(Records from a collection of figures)

****************

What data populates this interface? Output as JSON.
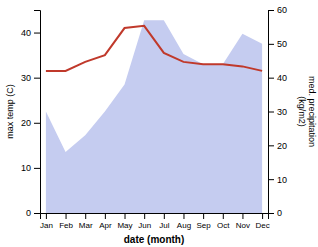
{
  "chart_data": {
    "type": "line",
    "categories": [
      "Jan",
      "Feb",
      "Mar",
      "Apr",
      "May",
      "Jun",
      "Jul",
      "Aug",
      "Sep",
      "Oct",
      "Nov",
      "Dec"
    ],
    "xlabel": "date (month)",
    "ylabel": "max temp (C)",
    "y2label": "med. precipitation\n(kg/m2)",
    "ylim": [
      0,
      45
    ],
    "yticks": [
      0,
      10,
      20,
      30,
      40
    ],
    "y2lim": [
      0,
      60
    ],
    "y2ticks": [
      0,
      10,
      20,
      30,
      40,
      50,
      60
    ],
    "series": [
      {
        "type": "area",
        "axis": "y2",
        "color": "#c5ccf0",
        "values": [
          30,
          18,
          23,
          30,
          38,
          57,
          57,
          47,
          44,
          44,
          53,
          50
        ]
      },
      {
        "type": "line",
        "color": "#c0392b",
        "values": [
          31.5,
          31.5,
          33.5,
          35.0,
          41.0,
          41.5,
          35.5,
          33.5,
          33.0,
          33.0,
          32.5,
          31.5
        ]
      }
    ]
  }
}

****************

** Given request **
The records above need to be restated word for word, with the pictures left out.

** Result for this task **
What data populates this interface? Output as JSON.
{
  "chart_data": {
    "type": "line",
    "categories": [
      "Jan",
      "Feb",
      "Mar",
      "Apr",
      "May",
      "Jun",
      "Jul",
      "Aug",
      "Sep",
      "Oct",
      "Nov",
      "Dec"
    ],
    "xlabel": "date (month)",
    "ylabel": "max temp (C)",
    "y2label": "med. precipitation\n(kg/m2)",
    "ylim": [
      0,
      45
    ],
    "yticks": [
      0,
      10,
      20,
      30,
      40
    ],
    "y2lim": [
      0,
      60
    ],
    "y2ticks": [
      0,
      10,
      20,
      30,
      40,
      50,
      60
    ],
    "series": [
      {
        "type": "area",
        "axis": "y2",
        "color": "#c5ccf0",
        "values": [
          30,
          18,
          23,
          30,
          38,
          57,
          57,
          47,
          44,
          44,
          53,
          50
        ]
      },
      {
        "type": "line",
        "color": "#c0392b",
        "values": [
          31.5,
          31.5,
          33.5,
          35.0,
          41.0,
          41.5,
          35.5,
          33.5,
          33.0,
          33.0,
          32.5,
          31.5
        ]
      }
    ]
  }
}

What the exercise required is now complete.